Your task is to output all the records below, word for word.

(Data excerpts)
* * * * *

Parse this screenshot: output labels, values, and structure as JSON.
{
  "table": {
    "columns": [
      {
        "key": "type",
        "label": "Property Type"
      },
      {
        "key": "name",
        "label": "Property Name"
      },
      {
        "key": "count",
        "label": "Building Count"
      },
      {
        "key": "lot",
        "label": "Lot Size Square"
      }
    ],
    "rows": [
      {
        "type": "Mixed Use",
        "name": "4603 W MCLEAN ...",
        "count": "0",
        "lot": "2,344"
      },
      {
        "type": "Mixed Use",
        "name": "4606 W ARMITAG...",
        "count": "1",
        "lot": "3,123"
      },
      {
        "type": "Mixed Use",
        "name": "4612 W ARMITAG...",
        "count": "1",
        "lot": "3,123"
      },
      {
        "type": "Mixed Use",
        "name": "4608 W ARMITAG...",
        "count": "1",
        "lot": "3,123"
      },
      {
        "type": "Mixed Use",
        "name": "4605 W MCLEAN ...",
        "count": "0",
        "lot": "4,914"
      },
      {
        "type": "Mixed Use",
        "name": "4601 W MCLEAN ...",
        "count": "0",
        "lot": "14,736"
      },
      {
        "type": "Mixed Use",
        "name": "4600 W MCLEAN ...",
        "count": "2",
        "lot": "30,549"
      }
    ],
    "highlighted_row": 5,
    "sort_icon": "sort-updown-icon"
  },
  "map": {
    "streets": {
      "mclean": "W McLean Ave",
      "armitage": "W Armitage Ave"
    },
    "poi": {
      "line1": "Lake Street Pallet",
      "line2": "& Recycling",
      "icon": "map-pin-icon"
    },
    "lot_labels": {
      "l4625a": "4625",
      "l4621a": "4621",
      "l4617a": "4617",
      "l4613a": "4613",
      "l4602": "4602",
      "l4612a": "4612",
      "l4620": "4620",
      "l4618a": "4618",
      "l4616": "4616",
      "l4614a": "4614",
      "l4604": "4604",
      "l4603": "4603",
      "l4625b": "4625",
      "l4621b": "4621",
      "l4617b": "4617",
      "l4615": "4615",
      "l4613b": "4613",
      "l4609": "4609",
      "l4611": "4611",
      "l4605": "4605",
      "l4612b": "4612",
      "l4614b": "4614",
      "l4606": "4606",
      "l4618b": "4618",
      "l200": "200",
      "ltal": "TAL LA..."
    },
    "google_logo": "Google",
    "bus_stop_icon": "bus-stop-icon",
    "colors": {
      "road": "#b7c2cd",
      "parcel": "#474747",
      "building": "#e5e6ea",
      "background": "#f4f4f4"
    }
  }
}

* * * * *

Expected answer:
Parse this screenshot: output labels, values, and structure as JSON.
{
  "table": {
    "columns": [
      {
        "key": "type",
        "label": "Property Type"
      },
      {
        "key": "name",
        "label": "Property Name"
      },
      {
        "key": "count",
        "label": "Building Count"
      },
      {
        "key": "lot",
        "label": "Lot Size Square"
      }
    ],
    "rows": [
      {
        "type": "Mixed Use",
        "name": "4603 W MCLEAN ...",
        "count": "0",
        "lot": "2,344"
      },
      {
        "type": "Mixed Use",
        "name": "4606 W ARMITAG...",
        "count": "1",
        "lot": "3,123"
      },
      {
        "type": "Mixed Use",
        "name": "4612 W ARMITAG...",
        "count": "1",
        "lot": "3,123"
      },
      {
        "type": "Mixed Use",
        "name": "4608 W ARMITAG...",
        "count": "1",
        "lot": "3,123"
      },
      {
        "type": "Mixed Use",
        "name": "4605 W MCLEAN ...",
        "count": "0",
        "lot": "4,914"
      },
      {
        "type": "Mixed Use",
        "name": "4601 W MCLEAN ...",
        "count": "0",
        "lot": "14,736"
      },
      {
        "type": "Mixed Use",
        "name": "4600 W MCLEAN ...",
        "count": "2",
        "lot": "30,549"
      }
    ],
    "highlighted_row": 5,
    "sort_icon": "sort-updown-icon"
  },
  "map": {
    "streets": {
      "mclean": "W McLean Ave",
      "armitage": "W Armitage Ave"
    },
    "poi": {
      "line1": "Lake Street Pallet",
      "line2": "& Recycling",
      "icon": "map-pin-icon"
    },
    "lot_labels": {
      "l4625a": "4625",
      "l4621a": "4621",
      "l4617a": "4617",
      "l4613a": "4613",
      "l4602": "4602",
      "l4612a": "4612",
      "l4620": "4620",
      "l4618a": "4618",
      "l4616": "4616",
      "l4614a": "4614",
      "l4604": "4604",
      "l4603": "4603",
      "l4625b": "4625",
      "l4621b": "4621",
      "l4617b": "4617",
      "l4615": "4615",
      "l4613b": "4613",
      "l4609": "4609",
      "l4611": "4611",
      "l4605": "4605",
      "l4612b": "4612",
      "l4614b": "4614",
      "l4606": "4606",
      "l4618b": "4618",
      "l200": "200",
      "ltal": "TAL LA..."
    },
    "google_logo": "Google",
    "bus_stop_icon": "bus-stop-icon",
    "colors": {
      "road": "#b7c2cd",
      "parcel": "#474747",
      "building": "#e5e6ea",
      "background": "#f4f4f4"
    }
  }
}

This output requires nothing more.